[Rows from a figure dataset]
--- BEGIN ---
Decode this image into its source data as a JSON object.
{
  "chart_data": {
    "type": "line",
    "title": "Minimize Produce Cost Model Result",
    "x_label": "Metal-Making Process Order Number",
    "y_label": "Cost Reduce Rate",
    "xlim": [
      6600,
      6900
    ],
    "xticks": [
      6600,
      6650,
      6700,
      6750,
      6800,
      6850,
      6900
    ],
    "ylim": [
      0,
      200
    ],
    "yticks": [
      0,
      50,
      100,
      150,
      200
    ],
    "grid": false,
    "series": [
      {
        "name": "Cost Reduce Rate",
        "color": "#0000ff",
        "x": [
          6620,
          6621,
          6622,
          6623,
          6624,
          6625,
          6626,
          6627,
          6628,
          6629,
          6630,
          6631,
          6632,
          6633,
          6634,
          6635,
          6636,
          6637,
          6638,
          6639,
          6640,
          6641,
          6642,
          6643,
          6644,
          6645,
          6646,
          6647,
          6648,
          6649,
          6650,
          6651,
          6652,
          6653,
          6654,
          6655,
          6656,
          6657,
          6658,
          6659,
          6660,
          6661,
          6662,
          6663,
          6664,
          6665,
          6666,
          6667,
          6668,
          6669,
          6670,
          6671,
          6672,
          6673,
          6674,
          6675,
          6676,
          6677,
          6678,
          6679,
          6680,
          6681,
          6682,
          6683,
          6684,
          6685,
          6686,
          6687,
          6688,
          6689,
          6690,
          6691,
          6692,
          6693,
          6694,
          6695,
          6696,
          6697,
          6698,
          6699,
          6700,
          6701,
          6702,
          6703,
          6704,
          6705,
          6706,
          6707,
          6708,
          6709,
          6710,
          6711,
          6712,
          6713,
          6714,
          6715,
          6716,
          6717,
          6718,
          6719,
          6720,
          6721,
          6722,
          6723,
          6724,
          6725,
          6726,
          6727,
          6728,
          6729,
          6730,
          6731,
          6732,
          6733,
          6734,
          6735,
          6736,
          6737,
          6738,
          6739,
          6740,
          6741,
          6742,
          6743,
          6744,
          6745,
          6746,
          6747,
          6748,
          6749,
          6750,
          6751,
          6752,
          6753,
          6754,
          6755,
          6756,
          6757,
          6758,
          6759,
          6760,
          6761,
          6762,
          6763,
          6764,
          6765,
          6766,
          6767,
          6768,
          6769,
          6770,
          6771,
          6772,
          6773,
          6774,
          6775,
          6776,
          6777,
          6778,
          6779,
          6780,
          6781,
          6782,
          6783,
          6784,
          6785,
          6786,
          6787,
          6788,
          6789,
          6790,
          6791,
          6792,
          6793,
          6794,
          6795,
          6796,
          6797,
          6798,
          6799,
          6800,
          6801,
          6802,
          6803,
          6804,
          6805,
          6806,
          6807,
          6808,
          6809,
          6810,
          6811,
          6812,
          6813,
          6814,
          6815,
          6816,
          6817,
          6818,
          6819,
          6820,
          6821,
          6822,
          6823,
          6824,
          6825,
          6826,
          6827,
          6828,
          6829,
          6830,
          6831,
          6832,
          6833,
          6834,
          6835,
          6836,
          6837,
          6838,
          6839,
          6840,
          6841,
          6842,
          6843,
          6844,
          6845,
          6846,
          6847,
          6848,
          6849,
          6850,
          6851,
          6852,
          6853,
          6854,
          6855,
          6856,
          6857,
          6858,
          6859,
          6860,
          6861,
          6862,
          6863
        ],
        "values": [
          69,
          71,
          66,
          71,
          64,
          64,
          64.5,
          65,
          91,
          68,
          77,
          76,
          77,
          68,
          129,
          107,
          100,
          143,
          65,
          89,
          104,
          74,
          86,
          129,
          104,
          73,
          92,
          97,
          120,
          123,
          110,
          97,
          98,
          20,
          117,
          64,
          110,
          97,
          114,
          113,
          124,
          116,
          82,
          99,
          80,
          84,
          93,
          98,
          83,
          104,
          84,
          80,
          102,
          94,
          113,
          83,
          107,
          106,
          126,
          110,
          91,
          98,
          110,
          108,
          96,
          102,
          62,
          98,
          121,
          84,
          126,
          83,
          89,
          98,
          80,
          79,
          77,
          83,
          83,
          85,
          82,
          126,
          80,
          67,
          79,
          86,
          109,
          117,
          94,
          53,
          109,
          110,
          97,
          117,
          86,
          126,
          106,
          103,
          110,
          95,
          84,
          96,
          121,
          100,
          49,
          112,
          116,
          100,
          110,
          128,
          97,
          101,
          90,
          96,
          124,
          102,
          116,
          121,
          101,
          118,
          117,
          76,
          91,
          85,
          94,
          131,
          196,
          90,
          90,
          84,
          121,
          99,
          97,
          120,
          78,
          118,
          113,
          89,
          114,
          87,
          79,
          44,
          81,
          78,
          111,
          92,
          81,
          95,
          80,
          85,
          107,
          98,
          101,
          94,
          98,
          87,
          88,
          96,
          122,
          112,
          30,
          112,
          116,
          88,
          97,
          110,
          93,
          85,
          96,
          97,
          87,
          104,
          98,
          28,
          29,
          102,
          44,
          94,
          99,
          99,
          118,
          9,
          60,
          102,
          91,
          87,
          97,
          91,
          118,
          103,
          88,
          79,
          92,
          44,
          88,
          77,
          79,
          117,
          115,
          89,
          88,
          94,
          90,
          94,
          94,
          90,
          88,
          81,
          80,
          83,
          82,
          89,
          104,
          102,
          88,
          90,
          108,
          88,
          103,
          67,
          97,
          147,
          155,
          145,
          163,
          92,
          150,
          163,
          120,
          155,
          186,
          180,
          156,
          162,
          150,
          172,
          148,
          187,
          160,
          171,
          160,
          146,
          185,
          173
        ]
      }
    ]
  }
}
--- END ---
[PROBLEM TO WORK ON]: Copy out all of the records shown above exactly.

[RESPONSE TO THIS EXERCISE]:
Decode this image into its source data as a JSON object.
{
  "chart_data": {
    "type": "line",
    "title": "Minimize Produce Cost Model Result",
    "x_label": "Metal-Making Process Order Number",
    "y_label": "Cost Reduce Rate",
    "xlim": [
      6600,
      6900
    ],
    "xticks": [
      6600,
      6650,
      6700,
      6750,
      6800,
      6850,
      6900
    ],
    "ylim": [
      0,
      200
    ],
    "yticks": [
      0,
      50,
      100,
      150,
      200
    ],
    "grid": false,
    "series": [
      {
        "name": "Cost Reduce Rate",
        "color": "#0000ff",
        "x": [
          6620,
          6621,
          6622,
          6623,
          6624,
          6625,
          6626,
          6627,
          6628,
          6629,
          6630,
          6631,
          6632,
          6633,
          6634,
          6635,
          6636,
          6637,
          6638,
          6639,
          6640,
          6641,
          6642,
          6643,
          6644,
          6645,
          6646,
          6647,
          6648,
          6649,
          6650,
          6651,
          6652,
          6653,
          6654,
          6655,
          6656,
          6657,
          6658,
          6659,
          6660,
          6661,
          6662,
          6663,
          6664,
          6665,
          6666,
          6667,
          6668,
          6669,
          6670,
          6671,
          6672,
          6673,
          6674,
          6675,
          6676,
          6677,
          6678,
          6679,
          6680,
          6681,
          6682,
          6683,
          6684,
          6685,
          6686,
          6687,
          6688,
          6689,
          6690,
          6691,
          6692,
          6693,
          6694,
          6695,
          6696,
          6697,
          6698,
          6699,
          6700,
          6701,
          6702,
          6703,
          6704,
          6705,
          6706,
          6707,
          6708,
          6709,
          6710,
          6711,
          6712,
          6713,
          6714,
          6715,
          6716,
          6717,
          6718,
          6719,
          6720,
          6721,
          6722,
          6723,
          6724,
          6725,
          6726,
          6727,
          6728,
          6729,
          6730,
          6731,
          6732,
          6733,
          6734,
          6735,
          6736,
          6737,
          6738,
          6739,
          6740,
          6741,
          6742,
          6743,
          6744,
          6745,
          6746,
          6747,
          6748,
          6749,
          6750,
          6751,
          6752,
          6753,
          6754,
          6755,
          6756,
          6757,
          6758,
          6759,
          6760,
          6761,
          6762,
          6763,
          6764,
          6765,
          6766,
          6767,
          6768,
          6769,
          6770,
          6771,
          6772,
          6773,
          6774,
          6775,
          6776,
          6777,
          6778,
          6779,
          6780,
          6781,
          6782,
          6783,
          6784,
          6785,
          6786,
          6787,
          6788,
          6789,
          6790,
          6791,
          6792,
          6793,
          6794,
          6795,
          6796,
          6797,
          6798,
          6799,
          6800,
          6801,
          6802,
          6803,
          6804,
          6805,
          6806,
          6807,
          6808,
          6809,
          6810,
          6811,
          6812,
          6813,
          6814,
          6815,
          6816,
          6817,
          6818,
          6819,
          6820,
          6821,
          6822,
          6823,
          6824,
          6825,
          6826,
          6827,
          6828,
          6829,
          6830,
          6831,
          6832,
          6833,
          6834,
          6835,
          6836,
          6837,
          6838,
          6839,
          6840,
          6841,
          6842,
          6843,
          6844,
          6845,
          6846,
          6847,
          6848,
          6849,
          6850,
          6851,
          6852,
          6853,
          6854,
          6855,
          6856,
          6857,
          6858,
          6859,
          6860,
          6861,
          6862,
          6863
        ],
        "values": [
          69,
          71,
          66,
          71,
          64,
          64,
          64.5,
          65,
          91,
          68,
          77,
          76,
          77,
          68,
          129,
          107,
          100,
          143,
          65,
          89,
          104,
          74,
          86,
          129,
          104,
          73,
          92,
          97,
          120,
          123,
          110,
          97,
          98,
          20,
          117,
          64,
          110,
          97,
          114,
          113,
          124,
          116,
          82,
          99,
          80,
          84,
          93,
          98,
          83,
          104,
          84,
          80,
          102,
          94,
          113,
          83,
          107,
          106,
          126,
          110,
          91,
          98,
          110,
          108,
          96,
          102,
          62,
          98,
          121,
          84,
          126,
          83,
          89,
          98,
          80,
          79,
          77,
          83,
          83,
          85,
          82,
          126,
          80,
          67,
          79,
          86,
          109,
          117,
          94,
          53,
          109,
          110,
          97,
          117,
          86,
          126,
          106,
          103,
          110,
          95,
          84,
          96,
          121,
          100,
          49,
          112,
          116,
          100,
          110,
          128,
          97,
          101,
          90,
          96,
          124,
          102,
          116,
          121,
          101,
          118,
          117,
          76,
          91,
          85,
          94,
          131,
          196,
          90,
          90,
          84,
          121,
          99,
          97,
          120,
          78,
          118,
          113,
          89,
          114,
          87,
          79,
          44,
          81,
          78,
          111,
          92,
          81,
          95,
          80,
          85,
          107,
          98,
          101,
          94,
          98,
          87,
          88,
          96,
          122,
          112,
          30,
          112,
          116,
          88,
          97,
          110,
          93,
          85,
          96,
          97,
          87,
          104,
          98,
          28,
          29,
          102,
          44,
          94,
          99,
          99,
          118,
          9,
          60,
          102,
          91,
          87,
          97,
          91,
          118,
          103,
          88,
          79,
          92,
          44,
          88,
          77,
          79,
          117,
          115,
          89,
          88,
          94,
          90,
          94,
          94,
          90,
          88,
          81,
          80,
          83,
          82,
          89,
          104,
          102,
          88,
          90,
          108,
          88,
          103,
          67,
          97,
          147,
          155,
          145,
          163,
          92,
          150,
          163,
          120,
          155,
          186,
          180,
          156,
          162,
          150,
          172,
          148,
          187,
          160,
          171,
          160,
          146,
          185,
          173
        ]
      }
    ]
  }
}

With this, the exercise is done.